(Extracted data entries)

****************************************

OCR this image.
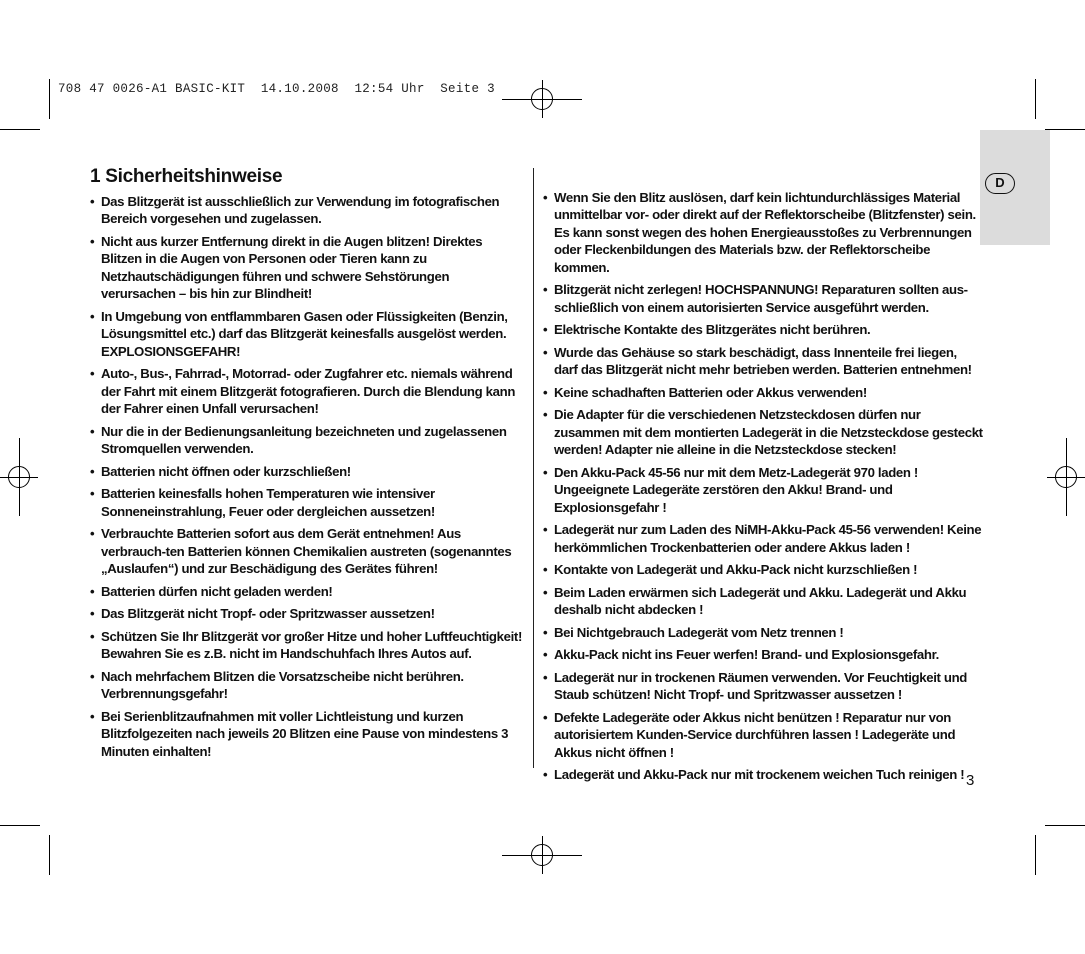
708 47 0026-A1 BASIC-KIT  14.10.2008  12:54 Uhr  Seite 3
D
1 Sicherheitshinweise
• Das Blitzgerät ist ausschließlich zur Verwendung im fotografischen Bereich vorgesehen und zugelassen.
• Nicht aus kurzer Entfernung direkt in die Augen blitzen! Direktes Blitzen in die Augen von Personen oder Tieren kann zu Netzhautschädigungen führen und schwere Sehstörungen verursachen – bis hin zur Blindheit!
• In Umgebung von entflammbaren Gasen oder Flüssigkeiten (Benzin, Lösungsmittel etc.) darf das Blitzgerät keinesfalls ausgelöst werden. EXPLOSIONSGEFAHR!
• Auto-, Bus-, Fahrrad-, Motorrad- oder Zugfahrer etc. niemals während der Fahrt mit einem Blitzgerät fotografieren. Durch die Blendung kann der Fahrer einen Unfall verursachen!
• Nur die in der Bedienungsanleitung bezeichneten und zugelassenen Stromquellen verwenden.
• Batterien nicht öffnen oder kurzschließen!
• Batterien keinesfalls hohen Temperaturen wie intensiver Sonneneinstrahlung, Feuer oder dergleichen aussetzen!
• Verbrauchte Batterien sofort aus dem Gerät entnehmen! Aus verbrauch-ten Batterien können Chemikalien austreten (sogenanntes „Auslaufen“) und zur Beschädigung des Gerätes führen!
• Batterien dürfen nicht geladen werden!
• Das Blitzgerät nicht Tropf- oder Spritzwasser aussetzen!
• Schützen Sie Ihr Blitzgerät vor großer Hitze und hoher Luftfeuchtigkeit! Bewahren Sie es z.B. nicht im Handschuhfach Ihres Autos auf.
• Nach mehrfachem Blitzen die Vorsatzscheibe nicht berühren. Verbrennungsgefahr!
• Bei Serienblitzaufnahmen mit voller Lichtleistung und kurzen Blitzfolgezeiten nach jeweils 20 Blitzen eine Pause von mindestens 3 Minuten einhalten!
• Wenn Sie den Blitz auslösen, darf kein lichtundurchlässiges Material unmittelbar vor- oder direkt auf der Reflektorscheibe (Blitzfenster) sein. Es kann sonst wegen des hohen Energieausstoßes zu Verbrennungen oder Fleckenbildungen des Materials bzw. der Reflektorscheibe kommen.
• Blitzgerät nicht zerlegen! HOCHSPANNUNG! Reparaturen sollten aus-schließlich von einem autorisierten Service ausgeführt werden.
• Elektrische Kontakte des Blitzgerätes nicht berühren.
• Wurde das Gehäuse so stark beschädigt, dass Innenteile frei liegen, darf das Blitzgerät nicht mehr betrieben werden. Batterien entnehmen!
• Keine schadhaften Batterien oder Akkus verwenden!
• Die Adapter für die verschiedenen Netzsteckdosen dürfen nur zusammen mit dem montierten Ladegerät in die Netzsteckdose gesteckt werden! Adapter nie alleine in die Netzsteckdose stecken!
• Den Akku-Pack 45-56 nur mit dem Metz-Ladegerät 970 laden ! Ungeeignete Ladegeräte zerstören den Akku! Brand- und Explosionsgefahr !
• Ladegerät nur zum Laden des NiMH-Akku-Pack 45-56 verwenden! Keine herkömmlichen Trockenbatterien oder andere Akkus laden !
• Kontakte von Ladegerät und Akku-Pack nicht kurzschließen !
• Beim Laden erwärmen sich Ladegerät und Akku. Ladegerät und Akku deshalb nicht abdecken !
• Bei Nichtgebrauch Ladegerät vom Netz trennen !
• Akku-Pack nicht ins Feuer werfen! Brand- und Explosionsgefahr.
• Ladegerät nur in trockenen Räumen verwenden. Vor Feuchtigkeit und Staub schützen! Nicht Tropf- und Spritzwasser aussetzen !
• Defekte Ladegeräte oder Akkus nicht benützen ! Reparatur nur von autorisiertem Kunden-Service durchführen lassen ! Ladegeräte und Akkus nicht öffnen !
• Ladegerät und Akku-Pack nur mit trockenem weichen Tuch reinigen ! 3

****************************************

Goal:
Repeat every record precisely. Any picture among them stays out of the copy.

Answer to this problem:
OCR this image.
708 47 0026-A1 BASIC-KIT  14.10.2008  12:54 Uhr  Seite 3
D
1 Sicherheitshinweise
• Das Blitzgerät ist ausschließlich zur Verwendung im fotografischen Bereich vorgesehen und zugelassen.
• Nicht aus kurzer Entfernung direkt in die Augen blitzen! Direktes Blitzen in die Augen von Personen oder Tieren kann zu Netzhautschädigungen führen und schwere Sehstörungen verursachen – bis hin zur Blindheit!
• In Umgebung von entflammbaren Gasen oder Flüssigkeiten (Benzin, Lösungsmittel etc.) darf das Blitzgerät keinesfalls ausgelöst werden. EXPLOSIONSGEFAHR!
• Auto-, Bus-, Fahrrad-, Motorrad- oder Zugfahrer etc. niemals während der Fahrt mit einem Blitzgerät fotografieren. Durch die Blendung kann der Fahrer einen Unfall verursachen!
• Nur die in der Bedienungsanleitung bezeichneten und zugelassenen Stromquellen verwenden.
• Batterien nicht öffnen oder kurzschließen!
• Batterien keinesfalls hohen Temperaturen wie intensiver Sonneneinstrahlung, Feuer oder dergleichen aussetzen!
• Verbrauchte Batterien sofort aus dem Gerät entnehmen! Aus verbrauch-ten Batterien können Chemikalien austreten (sogenanntes „Auslaufen“) und zur Beschädigung des Gerätes führen!
• Batterien dürfen nicht geladen werden!
• Das Blitzgerät nicht Tropf- oder Spritzwasser aussetzen!
• Schützen Sie Ihr Blitzgerät vor großer Hitze und hoher Luftfeuchtigkeit! Bewahren Sie es z.B. nicht im Handschuhfach Ihres Autos auf.
• Nach mehrfachem Blitzen die Vorsatzscheibe nicht berühren. Verbrennungsgefahr!
• Bei Serienblitzaufnahmen mit voller Lichtleistung und kurzen Blitzfolgezeiten nach jeweils 20 Blitzen eine Pause von mindestens 3 Minuten einhalten!
• Wenn Sie den Blitz auslösen, darf kein lichtundurchlässiges Material unmittelbar vor- oder direkt auf der Reflektorscheibe (Blitzfenster) sein. Es kann sonst wegen des hohen Energieausstoßes zu Verbrennungen oder Fleckenbildungen des Materials bzw. der Reflektorscheibe kommen.
• Blitzgerät nicht zerlegen! HOCHSPANNUNG! Reparaturen sollten aus-schließlich von einem autorisierten Service ausgeführt werden.
• Elektrische Kontakte des Blitzgerätes nicht berühren.
• Wurde das Gehäuse so stark beschädigt, dass Innenteile frei liegen, darf das Blitzgerät nicht mehr betrieben werden. Batterien entnehmen!
• Keine schadhaften Batterien oder Akkus verwenden!
• Die Adapter für die verschiedenen Netzsteckdosen dürfen nur zusammen mit dem montierten Ladegerät in die Netzsteckdose gesteckt werden! Adapter nie alleine in die Netzsteckdose stecken!
• Den Akku-Pack 45-56 nur mit dem Metz-Ladegerät 970 laden ! Ungeeignete Ladegeräte zerstören den Akku! Brand- und Explosionsgefahr !
• Ladegerät nur zum Laden des NiMH-Akku-Pack 45-56 verwenden! Keine herkömmlichen Trockenbatterien oder andere Akkus laden !
• Kontakte von Ladegerät und Akku-Pack nicht kurzschließen !
• Beim Laden erwärmen sich Ladegerät und Akku. Ladegerät und Akku deshalb nicht abdecken !
• Bei Nichtgebrauch Ladegerät vom Netz trennen !
• Akku-Pack nicht ins Feuer werfen! Brand- und Explosionsgefahr.
• Ladegerät nur in trockenen Räumen verwenden. Vor Feuchtigkeit und Staub schützen! Nicht Tropf- und Spritzwasser aussetzen !
• Defekte Ladegeräte oder Akkus nicht benützen ! Reparatur nur von autorisiertem Kunden-Service durchführen lassen ! Ladegeräte und Akkus nicht öffnen !
• Ladegerät und Akku-Pack nur mit trockenem weichen Tuch reinigen ! 3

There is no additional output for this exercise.